Figure collection entries
## Start

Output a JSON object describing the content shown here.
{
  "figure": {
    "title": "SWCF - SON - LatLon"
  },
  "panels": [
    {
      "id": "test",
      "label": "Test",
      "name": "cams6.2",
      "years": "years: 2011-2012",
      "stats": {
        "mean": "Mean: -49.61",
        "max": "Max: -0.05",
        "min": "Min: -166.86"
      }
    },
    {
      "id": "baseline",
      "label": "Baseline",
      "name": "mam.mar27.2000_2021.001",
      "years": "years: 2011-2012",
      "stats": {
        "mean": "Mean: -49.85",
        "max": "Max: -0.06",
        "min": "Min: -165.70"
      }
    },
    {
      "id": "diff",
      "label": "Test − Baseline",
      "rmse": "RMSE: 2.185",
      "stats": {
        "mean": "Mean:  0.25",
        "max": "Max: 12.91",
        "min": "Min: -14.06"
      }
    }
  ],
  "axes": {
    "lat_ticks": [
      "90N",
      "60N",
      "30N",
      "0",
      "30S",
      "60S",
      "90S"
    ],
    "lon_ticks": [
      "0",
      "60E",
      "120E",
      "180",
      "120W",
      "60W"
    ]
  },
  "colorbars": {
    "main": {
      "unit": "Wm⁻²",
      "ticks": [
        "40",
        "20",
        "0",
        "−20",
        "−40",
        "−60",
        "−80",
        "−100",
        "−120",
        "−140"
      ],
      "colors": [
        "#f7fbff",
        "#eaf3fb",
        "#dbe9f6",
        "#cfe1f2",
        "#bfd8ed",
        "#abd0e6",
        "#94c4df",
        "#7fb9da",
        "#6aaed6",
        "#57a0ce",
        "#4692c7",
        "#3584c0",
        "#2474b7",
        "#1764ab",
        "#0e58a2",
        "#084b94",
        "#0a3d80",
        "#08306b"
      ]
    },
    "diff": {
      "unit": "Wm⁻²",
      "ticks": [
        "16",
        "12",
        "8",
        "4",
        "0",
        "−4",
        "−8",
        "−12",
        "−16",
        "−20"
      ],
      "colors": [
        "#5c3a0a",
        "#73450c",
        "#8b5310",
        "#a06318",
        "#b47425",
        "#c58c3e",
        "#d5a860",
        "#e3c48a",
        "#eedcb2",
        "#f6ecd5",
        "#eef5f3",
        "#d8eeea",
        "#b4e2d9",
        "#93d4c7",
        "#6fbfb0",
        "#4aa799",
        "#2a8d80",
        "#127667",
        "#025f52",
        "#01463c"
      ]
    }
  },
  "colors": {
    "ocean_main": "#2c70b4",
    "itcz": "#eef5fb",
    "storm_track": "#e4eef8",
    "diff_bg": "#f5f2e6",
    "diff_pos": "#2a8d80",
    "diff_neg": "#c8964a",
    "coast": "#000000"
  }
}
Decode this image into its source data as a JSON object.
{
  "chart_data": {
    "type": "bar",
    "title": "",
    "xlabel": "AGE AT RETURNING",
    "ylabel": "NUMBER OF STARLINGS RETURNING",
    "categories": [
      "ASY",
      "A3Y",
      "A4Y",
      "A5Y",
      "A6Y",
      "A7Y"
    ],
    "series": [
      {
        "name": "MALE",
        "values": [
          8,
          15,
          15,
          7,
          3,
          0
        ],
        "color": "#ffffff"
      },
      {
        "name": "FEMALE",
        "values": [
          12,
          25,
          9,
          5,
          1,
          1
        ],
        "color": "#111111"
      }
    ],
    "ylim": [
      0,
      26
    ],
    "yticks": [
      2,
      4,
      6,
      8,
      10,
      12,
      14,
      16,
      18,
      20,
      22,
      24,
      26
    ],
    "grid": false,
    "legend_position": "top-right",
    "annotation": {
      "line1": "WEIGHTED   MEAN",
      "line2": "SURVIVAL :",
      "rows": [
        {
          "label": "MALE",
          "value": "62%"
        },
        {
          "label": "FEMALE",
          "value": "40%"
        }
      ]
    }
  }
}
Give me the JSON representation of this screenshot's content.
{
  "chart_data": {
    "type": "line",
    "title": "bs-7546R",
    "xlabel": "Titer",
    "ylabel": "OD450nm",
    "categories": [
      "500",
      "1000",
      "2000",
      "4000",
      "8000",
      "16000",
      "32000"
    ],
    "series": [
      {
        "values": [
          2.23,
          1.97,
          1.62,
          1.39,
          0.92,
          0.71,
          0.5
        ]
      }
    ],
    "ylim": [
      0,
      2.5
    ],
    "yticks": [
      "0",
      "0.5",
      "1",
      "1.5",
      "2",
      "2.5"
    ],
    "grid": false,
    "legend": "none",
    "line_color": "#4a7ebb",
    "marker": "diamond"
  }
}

## End

## TASK GOAL
Return the entries in full, keeping every line exactly as it is.

## EXPECTED ANSWER
Output a JSON object describing the content shown here.
{
  "figure": {
    "title": "SWCF - SON - LatLon"
  },
  "panels": [
    {
      "id": "test",
      "label": "Test",
      "name": "cams6.2",
      "years": "years: 2011-2012",
      "stats": {
        "mean": "Mean: -49.61",
        "max": "Max: -0.05",
        "min": "Min: -166.86"
      }
    },
    {
      "id": "baseline",
      "label": "Baseline",
      "name": "mam.mar27.2000_2021.001",
      "years": "years: 2011-2012",
      "stats": {
        "mean": "Mean: -49.85",
        "max": "Max: -0.06",
        "min": "Min: -165.70"
      }
    },
    {
      "id": "diff",
      "label": "Test − Baseline",
      "rmse": "RMSE: 2.185",
      "stats": {
        "mean": "Mean:  0.25",
        "max": "Max: 12.91",
        "min": "Min: -14.06"
      }
    }
  ],
  "axes": {
    "lat_ticks": [
      "90N",
      "60N",
      "30N",
      "0",
      "30S",
      "60S",
      "90S"
    ],
    "lon_ticks": [
      "0",
      "60E",
      "120E",
      "180",
      "120W",
      "60W"
    ]
  },
  "colorbars": {
    "main": {
      "unit": "Wm⁻²",
      "ticks": [
        "40",
        "20",
        "0",
        "−20",
        "−40",
        "−60",
        "−80",
        "−100",
        "−120",
        "−140"
      ],
      "colors": [
        "#f7fbff",
        "#eaf3fb",
        "#dbe9f6",
        "#cfe1f2",
        "#bfd8ed",
        "#abd0e6",
        "#94c4df",
        "#7fb9da",
        "#6aaed6",
        "#57a0ce",
        "#4692c7",
        "#3584c0",
        "#2474b7",
        "#1764ab",
        "#0e58a2",
        "#084b94",
        "#0a3d80",
        "#08306b"
      ]
    },
    "diff": {
      "unit": "Wm⁻²",
      "ticks": [
        "16",
        "12",
        "8",
        "4",
        "0",
        "−4",
        "−8",
        "−12",
        "−16",
        "−20"
      ],
      "colors": [
        "#5c3a0a",
        "#73450c",
        "#8b5310",
        "#a06318",
        "#b47425",
        "#c58c3e",
        "#d5a860",
        "#e3c48a",
        "#eedcb2",
        "#f6ecd5",
        "#eef5f3",
        "#d8eeea",
        "#b4e2d9",
        "#93d4c7",
        "#6fbfb0",
        "#4aa799",
        "#2a8d80",
        "#127667",
        "#025f52",
        "#01463c"
      ]
    }
  },
  "colors": {
    "ocean_main": "#2c70b4",
    "itcz": "#eef5fb",
    "storm_track": "#e4eef8",
    "diff_bg": "#f5f2e6",
    "diff_pos": "#2a8d80",
    "diff_neg": "#c8964a",
    "coast": "#000000"
  }
}
Decode this image into its source data as a JSON object.
{
  "chart_data": {
    "type": "bar",
    "title": "",
    "xlabel": "AGE AT RETURNING",
    "ylabel": "NUMBER OF STARLINGS RETURNING",
    "categories": [
      "ASY",
      "A3Y",
      "A4Y",
      "A5Y",
      "A6Y",
      "A7Y"
    ],
    "series": [
      {
        "name": "MALE",
        "values": [
          8,
          15,
          15,
          7,
          3,
          0
        ],
        "color": "#ffffff"
      },
      {
        "name": "FEMALE",
        "values": [
          12,
          25,
          9,
          5,
          1,
          1
        ],
        "color": "#111111"
      }
    ],
    "ylim": [
      0,
      26
    ],
    "yticks": [
      2,
      4,
      6,
      8,
      10,
      12,
      14,
      16,
      18,
      20,
      22,
      24,
      26
    ],
    "grid": false,
    "legend_position": "top-right",
    "annotation": {
      "line1": "WEIGHTED   MEAN",
      "line2": "SURVIVAL :",
      "rows": [
        {
          "label": "MALE",
          "value": "62%"
        },
        {
          "label": "FEMALE",
          "value": "40%"
        }
      ]
    }
  }
}
Give me the JSON representation of this screenshot's content.
{
  "chart_data": {
    "type": "line",
    "title": "bs-7546R",
    "xlabel": "Titer",
    "ylabel": "OD450nm",
    "categories": [
      "500",
      "1000",
      "2000",
      "4000",
      "8000",
      "16000",
      "32000"
    ],
    "series": [
      {
        "values": [
          2.23,
          1.97,
          1.62,
          1.39,
          0.92,
          0.71,
          0.5
        ]
      }
    ],
    "ylim": [
      0,
      2.5
    ],
    "yticks": [
      "0",
      "0.5",
      "1",
      "1.5",
      "2",
      "2.5"
    ],
    "grid": false,
    "legend": "none",
    "line_color": "#4a7ebb",
    "marker": "diamond"
  }
}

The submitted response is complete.